> Objective
Check the listing below for lines with the word "JSON" and say how many there are, with nothing but the number.

> Entries
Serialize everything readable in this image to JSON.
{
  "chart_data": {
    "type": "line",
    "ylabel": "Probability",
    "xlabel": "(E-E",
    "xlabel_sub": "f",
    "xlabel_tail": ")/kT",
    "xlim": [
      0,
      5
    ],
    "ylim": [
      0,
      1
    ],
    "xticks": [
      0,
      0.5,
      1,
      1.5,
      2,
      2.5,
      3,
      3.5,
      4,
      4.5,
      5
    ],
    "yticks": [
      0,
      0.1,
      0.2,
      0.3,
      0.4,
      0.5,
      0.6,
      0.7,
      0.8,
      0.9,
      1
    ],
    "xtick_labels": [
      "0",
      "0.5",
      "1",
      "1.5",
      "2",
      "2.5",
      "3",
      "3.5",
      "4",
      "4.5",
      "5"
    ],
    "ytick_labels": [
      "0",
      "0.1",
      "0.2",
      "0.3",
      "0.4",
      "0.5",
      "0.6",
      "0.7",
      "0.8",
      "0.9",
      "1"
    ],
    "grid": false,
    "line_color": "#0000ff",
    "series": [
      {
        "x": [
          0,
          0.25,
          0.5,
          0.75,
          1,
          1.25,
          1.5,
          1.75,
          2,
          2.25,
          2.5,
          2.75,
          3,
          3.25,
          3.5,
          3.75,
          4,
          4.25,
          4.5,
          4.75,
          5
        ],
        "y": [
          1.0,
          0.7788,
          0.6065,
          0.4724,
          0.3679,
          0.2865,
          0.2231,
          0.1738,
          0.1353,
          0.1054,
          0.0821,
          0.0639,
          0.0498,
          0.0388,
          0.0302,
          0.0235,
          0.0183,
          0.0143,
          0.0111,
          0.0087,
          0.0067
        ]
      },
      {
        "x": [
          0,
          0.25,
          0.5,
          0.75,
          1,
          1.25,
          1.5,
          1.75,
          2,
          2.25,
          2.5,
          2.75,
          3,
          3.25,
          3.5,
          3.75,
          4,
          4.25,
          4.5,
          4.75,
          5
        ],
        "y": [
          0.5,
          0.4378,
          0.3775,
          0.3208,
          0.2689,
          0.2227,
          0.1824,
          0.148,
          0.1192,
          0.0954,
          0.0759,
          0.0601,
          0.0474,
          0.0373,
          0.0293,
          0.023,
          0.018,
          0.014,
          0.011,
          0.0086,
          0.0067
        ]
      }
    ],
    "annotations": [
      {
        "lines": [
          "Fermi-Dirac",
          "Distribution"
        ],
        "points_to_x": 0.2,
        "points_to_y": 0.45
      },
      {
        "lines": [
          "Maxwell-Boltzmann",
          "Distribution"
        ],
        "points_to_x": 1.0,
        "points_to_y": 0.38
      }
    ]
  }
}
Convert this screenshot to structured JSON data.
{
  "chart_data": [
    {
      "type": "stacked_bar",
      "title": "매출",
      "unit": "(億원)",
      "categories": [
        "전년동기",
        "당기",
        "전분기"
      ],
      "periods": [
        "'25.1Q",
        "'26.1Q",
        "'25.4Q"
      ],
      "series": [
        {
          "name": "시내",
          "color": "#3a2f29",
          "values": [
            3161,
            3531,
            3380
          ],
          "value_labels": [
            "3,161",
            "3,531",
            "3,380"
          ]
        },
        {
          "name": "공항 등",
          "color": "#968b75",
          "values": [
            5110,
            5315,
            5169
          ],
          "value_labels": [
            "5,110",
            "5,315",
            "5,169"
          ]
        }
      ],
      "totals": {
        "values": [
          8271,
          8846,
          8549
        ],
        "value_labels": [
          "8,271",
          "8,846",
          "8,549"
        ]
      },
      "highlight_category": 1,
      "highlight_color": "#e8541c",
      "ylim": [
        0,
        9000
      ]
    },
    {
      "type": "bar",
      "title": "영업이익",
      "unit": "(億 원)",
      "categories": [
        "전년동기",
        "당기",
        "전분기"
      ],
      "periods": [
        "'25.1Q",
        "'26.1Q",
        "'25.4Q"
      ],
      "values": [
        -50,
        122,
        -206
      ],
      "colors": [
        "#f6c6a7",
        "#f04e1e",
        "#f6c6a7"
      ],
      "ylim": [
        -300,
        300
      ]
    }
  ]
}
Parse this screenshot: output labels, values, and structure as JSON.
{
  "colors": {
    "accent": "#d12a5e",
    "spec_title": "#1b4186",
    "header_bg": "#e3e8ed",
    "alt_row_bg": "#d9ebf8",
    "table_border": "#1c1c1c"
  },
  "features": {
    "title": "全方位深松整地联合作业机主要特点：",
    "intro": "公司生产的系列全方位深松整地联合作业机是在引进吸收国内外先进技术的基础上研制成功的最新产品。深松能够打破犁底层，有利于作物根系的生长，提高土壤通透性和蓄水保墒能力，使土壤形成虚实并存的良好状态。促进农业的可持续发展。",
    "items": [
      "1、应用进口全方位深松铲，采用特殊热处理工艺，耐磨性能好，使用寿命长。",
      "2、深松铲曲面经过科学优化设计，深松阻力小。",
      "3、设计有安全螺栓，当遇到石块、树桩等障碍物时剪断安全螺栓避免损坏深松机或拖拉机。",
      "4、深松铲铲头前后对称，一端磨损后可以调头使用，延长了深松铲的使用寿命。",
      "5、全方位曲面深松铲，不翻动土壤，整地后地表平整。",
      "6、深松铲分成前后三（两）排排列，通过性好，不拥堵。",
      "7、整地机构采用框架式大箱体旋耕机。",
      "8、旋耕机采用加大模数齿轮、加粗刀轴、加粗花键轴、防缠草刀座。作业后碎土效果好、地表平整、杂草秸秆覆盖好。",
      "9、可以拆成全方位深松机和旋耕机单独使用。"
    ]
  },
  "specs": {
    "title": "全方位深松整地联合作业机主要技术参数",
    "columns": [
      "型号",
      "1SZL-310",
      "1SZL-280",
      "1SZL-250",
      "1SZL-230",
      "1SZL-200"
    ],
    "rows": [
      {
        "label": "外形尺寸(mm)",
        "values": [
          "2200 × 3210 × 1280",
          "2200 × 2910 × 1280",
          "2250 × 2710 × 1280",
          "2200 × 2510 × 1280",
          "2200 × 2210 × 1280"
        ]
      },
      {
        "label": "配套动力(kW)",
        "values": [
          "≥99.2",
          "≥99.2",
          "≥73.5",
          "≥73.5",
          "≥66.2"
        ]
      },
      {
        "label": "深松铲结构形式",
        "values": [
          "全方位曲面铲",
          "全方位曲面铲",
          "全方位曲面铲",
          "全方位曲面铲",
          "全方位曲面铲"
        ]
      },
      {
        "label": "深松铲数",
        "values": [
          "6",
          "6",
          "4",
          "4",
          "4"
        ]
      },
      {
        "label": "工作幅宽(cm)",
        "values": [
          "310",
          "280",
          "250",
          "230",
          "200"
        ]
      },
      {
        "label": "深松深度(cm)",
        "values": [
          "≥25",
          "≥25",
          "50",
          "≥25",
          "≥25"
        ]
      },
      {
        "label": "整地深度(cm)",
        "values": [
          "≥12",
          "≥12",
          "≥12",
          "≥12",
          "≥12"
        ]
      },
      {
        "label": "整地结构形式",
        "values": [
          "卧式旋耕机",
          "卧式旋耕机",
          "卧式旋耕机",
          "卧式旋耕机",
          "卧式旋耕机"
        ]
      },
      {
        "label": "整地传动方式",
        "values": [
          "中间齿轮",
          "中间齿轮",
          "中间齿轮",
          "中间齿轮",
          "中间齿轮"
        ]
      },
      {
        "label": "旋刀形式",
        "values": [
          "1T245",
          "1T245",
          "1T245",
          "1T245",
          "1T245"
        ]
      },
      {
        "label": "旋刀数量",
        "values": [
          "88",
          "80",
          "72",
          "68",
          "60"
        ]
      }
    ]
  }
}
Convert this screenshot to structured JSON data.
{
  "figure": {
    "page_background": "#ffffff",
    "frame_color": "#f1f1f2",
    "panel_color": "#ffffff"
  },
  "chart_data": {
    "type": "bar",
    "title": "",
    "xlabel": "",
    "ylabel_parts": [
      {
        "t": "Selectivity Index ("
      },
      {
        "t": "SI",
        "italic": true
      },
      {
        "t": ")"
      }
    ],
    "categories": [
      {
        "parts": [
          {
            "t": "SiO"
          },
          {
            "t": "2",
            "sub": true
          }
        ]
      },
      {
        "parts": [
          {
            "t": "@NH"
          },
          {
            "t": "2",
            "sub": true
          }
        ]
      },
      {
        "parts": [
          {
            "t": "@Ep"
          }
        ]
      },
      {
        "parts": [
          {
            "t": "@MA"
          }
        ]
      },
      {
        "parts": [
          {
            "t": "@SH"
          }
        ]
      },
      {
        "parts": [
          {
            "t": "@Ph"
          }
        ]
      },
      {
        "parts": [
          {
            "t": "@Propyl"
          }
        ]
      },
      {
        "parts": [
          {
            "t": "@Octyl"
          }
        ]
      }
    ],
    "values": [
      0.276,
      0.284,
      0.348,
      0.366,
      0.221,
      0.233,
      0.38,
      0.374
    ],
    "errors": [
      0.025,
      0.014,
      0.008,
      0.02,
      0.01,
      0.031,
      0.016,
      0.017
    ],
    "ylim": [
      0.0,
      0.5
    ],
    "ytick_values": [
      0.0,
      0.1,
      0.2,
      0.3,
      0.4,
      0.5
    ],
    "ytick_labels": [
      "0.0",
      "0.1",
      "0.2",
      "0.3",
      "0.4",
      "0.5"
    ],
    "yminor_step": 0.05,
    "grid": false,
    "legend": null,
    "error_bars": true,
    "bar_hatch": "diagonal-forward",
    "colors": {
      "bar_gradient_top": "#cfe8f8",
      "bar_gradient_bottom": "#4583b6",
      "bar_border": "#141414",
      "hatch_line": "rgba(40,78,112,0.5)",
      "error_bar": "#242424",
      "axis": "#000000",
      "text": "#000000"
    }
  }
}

> Correct response
4